◆ Data supplied:
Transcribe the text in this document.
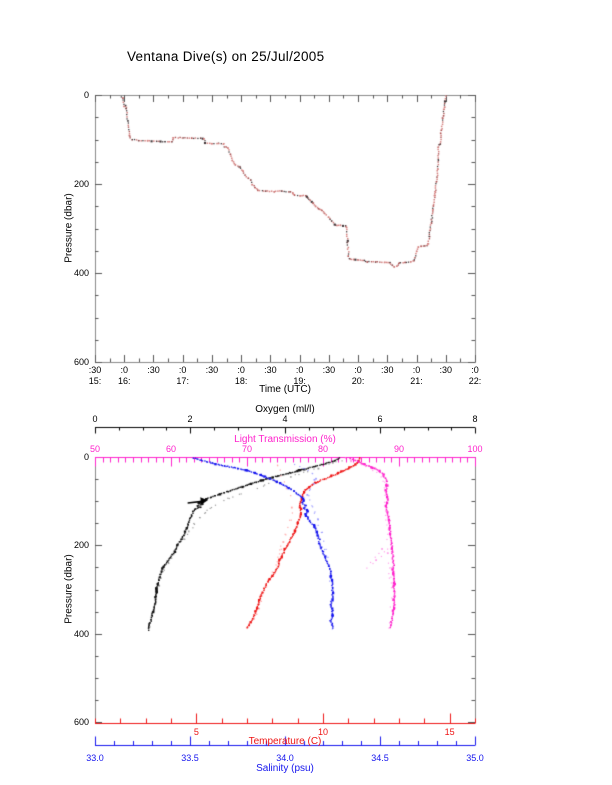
Ventana Dive(s) on 25/Jul/2005
Pressure (dbar)
Time (UTC)
Oxygen (ml/l)
Light Transmission (%)
Pressure (dbar)
Temperature (C)
Salinity (psu)
:30 :0 :30 :0 :30 :0 :30 :0 :30 :0 :30 :0 :30 :0
15: 16:	17:	18:	19:	20:	21:	22:
0
200
400
600
0
200
400
600
0	2	4	6	8
50	60	70	80	90	100
5	10	15
33.0	33.5	34.0	34.5	35.0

◆ Stated goal: Leave the pictures out and reproduce each record exactly as written.

◆ Written solution:
Transcribe the text in this document.
Ventana Dive(s) on 25/Jul/2005
Pressure (dbar)
Time (UTC)
Oxygen (ml/l)
Light Transmission (%)
Pressure (dbar)
Temperature (C)
Salinity (psu)
:30 :0 :30 :0 :30 :0 :30 :0 :30 :0 :30 :0 :30 :0
15: 16:	17:	18:	19:	20:	21:	22:
0
200
400
600
0
200
400
600
0	2	4	6	8
50	60	70	80	90	100
5	10	15
33.0	33.5	34.0	34.5	35.0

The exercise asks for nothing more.